* [Instructions to follow] Copy out the listing in full, exactly as written, but not its pictures.
START Material for this exercise
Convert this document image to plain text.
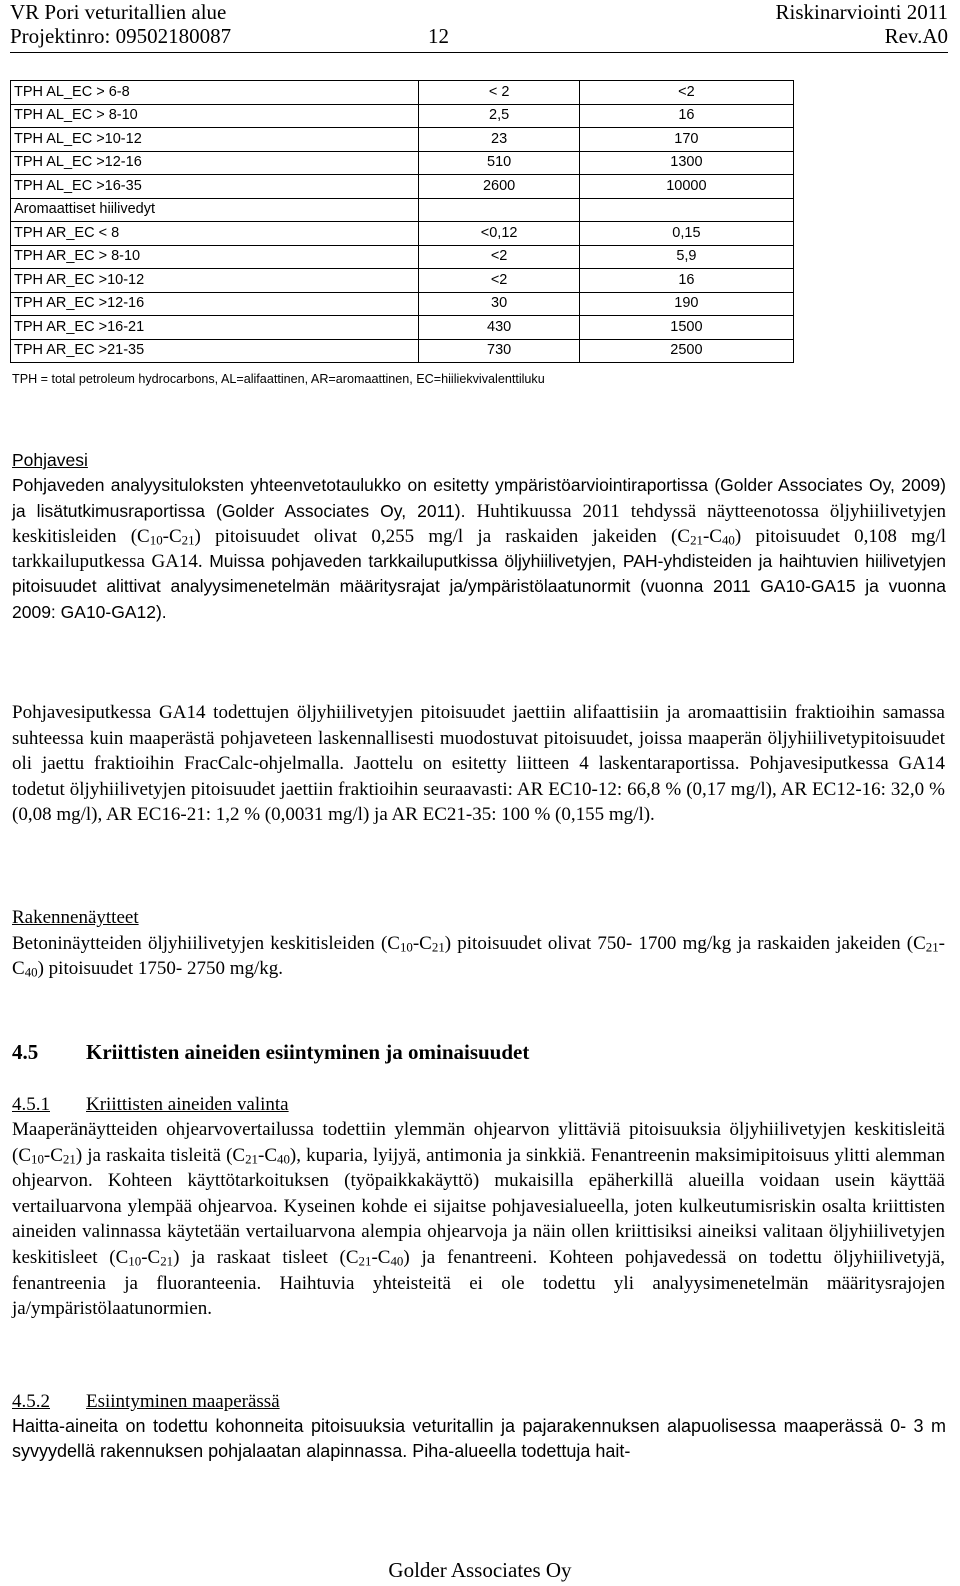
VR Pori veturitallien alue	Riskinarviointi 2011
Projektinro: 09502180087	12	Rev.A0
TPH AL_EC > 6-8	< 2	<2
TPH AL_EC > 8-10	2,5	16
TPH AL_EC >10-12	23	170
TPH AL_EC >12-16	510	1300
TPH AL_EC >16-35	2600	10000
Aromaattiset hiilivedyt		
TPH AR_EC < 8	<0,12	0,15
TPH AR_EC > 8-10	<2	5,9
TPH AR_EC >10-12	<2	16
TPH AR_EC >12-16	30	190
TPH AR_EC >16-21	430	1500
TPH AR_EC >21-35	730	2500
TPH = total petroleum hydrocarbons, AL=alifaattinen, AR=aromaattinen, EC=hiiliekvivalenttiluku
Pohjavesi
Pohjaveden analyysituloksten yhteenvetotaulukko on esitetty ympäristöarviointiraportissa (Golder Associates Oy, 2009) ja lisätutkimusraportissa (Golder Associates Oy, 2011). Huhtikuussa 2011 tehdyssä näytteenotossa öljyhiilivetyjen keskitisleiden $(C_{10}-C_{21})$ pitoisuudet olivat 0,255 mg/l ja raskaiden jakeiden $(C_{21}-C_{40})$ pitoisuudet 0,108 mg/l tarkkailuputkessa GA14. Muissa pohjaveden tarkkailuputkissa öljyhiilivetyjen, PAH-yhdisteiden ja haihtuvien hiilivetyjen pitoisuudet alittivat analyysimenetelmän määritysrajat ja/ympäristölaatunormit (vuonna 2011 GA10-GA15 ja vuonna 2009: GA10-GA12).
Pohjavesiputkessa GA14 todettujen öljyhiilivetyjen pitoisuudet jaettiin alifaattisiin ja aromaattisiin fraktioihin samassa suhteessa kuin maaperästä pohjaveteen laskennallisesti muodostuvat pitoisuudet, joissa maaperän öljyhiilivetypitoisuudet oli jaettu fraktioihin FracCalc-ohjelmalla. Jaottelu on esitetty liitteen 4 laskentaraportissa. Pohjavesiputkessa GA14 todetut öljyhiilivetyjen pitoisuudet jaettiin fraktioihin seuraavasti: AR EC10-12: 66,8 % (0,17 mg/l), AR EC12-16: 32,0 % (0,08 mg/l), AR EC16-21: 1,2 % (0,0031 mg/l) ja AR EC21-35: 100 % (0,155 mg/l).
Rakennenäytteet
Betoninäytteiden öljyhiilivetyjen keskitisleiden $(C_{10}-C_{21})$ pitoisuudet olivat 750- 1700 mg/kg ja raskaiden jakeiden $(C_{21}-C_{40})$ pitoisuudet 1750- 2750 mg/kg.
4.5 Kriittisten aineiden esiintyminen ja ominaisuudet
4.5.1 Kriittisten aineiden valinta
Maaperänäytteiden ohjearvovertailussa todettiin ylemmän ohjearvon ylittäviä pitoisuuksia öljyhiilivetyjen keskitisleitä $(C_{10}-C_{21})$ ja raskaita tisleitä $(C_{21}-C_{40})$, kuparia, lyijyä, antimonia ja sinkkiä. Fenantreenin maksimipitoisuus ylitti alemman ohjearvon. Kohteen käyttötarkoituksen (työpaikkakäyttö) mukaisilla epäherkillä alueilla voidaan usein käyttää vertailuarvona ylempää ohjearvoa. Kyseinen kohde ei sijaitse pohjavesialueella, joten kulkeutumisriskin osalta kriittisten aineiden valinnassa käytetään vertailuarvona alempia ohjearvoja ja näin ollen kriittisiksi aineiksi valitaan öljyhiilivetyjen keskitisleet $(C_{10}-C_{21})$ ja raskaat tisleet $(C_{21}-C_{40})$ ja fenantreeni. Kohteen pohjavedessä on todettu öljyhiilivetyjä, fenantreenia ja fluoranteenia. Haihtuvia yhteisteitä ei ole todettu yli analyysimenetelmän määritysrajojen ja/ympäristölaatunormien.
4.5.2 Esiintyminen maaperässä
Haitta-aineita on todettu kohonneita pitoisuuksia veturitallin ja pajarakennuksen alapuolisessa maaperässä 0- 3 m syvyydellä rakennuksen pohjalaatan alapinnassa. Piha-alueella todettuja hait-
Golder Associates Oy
END Material for this exercise
* [Output for this exercise]
Convert this document image to plain text.
VR Pori veturitallien alue	Riskinarviointi 2011
Projektinro: 09502180087	12	Rev.A0
TPH AL_EC > 6-8	< 2	<2
TPH AL_EC > 8-10	2,5	16
TPH AL_EC >10-12	23	170
TPH AL_EC >12-16	510	1300
TPH AL_EC >16-35	2600	10000
Aromaattiset hiilivedyt		
TPH AR_EC < 8	<0,12	0,15
TPH AR_EC > 8-10	<2	5,9
TPH AR_EC >10-12	<2	16
TPH AR_EC >12-16	30	190
TPH AR_EC >16-21	430	1500
TPH AR_EC >21-35	730	2500
TPH = total petroleum hydrocarbons, AL=alifaattinen, AR=aromaattinen, EC=hiiliekvivalenttiluku
Pohjavesi
Pohjaveden analyysituloksten yhteenvetotaulukko on esitetty ympäristöarviointiraportissa (Golder Associates Oy, 2009) ja lisätutkimusraportissa (Golder Associates Oy, 2011). Huhtikuussa 2011 tehdyssä näytteenotossa öljyhiilivetyjen keskitisleiden $(C_{10}-C_{21})$ pitoisuudet olivat 0,255 mg/l ja raskaiden jakeiden $(C_{21}-C_{40})$ pitoisuudet 0,108 mg/l tarkkailuputkessa GA14. Muissa pohjaveden tarkkailuputkissa öljyhiilivetyjen, PAH-yhdisteiden ja haihtuvien hiilivetyjen pitoisuudet alittivat analyysimenetelmän määritysrajat ja/ympäristölaatunormit (vuonna 2011 GA10-GA15 ja vuonna 2009: GA10-GA12).
Pohjavesiputkessa GA14 todettujen öljyhiilivetyjen pitoisuudet jaettiin alifaattisiin ja aromaattisiin fraktioihin samassa suhteessa kuin maaperästä pohjaveteen laskennallisesti muodostuvat pitoisuudet, joissa maaperän öljyhiilivetypitoisuudet oli jaettu fraktioihin FracCalc-ohjelmalla. Jaottelu on esitetty liitteen 4 laskentaraportissa. Pohjavesiputkessa GA14 todetut öljyhiilivetyjen pitoisuudet jaettiin fraktioihin seuraavasti: AR EC10-12: 66,8 % (0,17 mg/l), AR EC12-16: 32,0 % (0,08 mg/l), AR EC16-21: 1,2 % (0,0031 mg/l) ja AR EC21-35: 100 % (0,155 mg/l).
Rakennenäytteet
Betoninäytteiden öljyhiilivetyjen keskitisleiden $(C_{10}-C_{21})$ pitoisuudet olivat 750- 1700 mg/kg ja raskaiden jakeiden $(C_{21}-C_{40})$ pitoisuudet 1750- 2750 mg/kg.
4.5 Kriittisten aineiden esiintyminen ja ominaisuudet
4.5.1 Kriittisten aineiden valinta
Maaperänäytteiden ohjearvovertailussa todettiin ylemmän ohjearvon ylittäviä pitoisuuksia öljyhiilivetyjen keskitisleitä $(C_{10}-C_{21})$ ja raskaita tisleitä $(C_{21}-C_{40})$, kuparia, lyijyä, antimonia ja sinkkiä. Fenantreenin maksimipitoisuus ylitti alemman ohjearvon. Kohteen käyttötarkoituksen (työpaikkakäyttö) mukaisilla epäherkillä alueilla voidaan usein käyttää vertailuarvona ylempää ohjearvoa. Kyseinen kohde ei sijaitse pohjavesialueella, joten kulkeutumisriskin osalta kriittisten aineiden valinnassa käytetään vertailuarvona alempia ohjearvoja ja näin ollen kriittisiksi aineiksi valitaan öljyhiilivetyjen keskitisleet $(C_{10}-C_{21})$ ja raskaat tisleet $(C_{21}-C_{40})$ ja fenantreeni. Kohteen pohjavedessä on todettu öljyhiilivetyjä, fenantreenia ja fluoranteenia. Haihtuvia yhteisteitä ei ole todettu yli analyysimenetelmän määritysrajojen ja/ympäristölaatunormien.
4.5.2 Esiintyminen maaperässä
Haitta-aineita on todettu kohonneita pitoisuuksia veturitallin ja pajarakennuksen alapuolisessa maaperässä 0- 3 m syvyydellä rakennuksen pohjalaatan alapinnassa. Piha-alueella todettuja hait-
Golder Associates Oy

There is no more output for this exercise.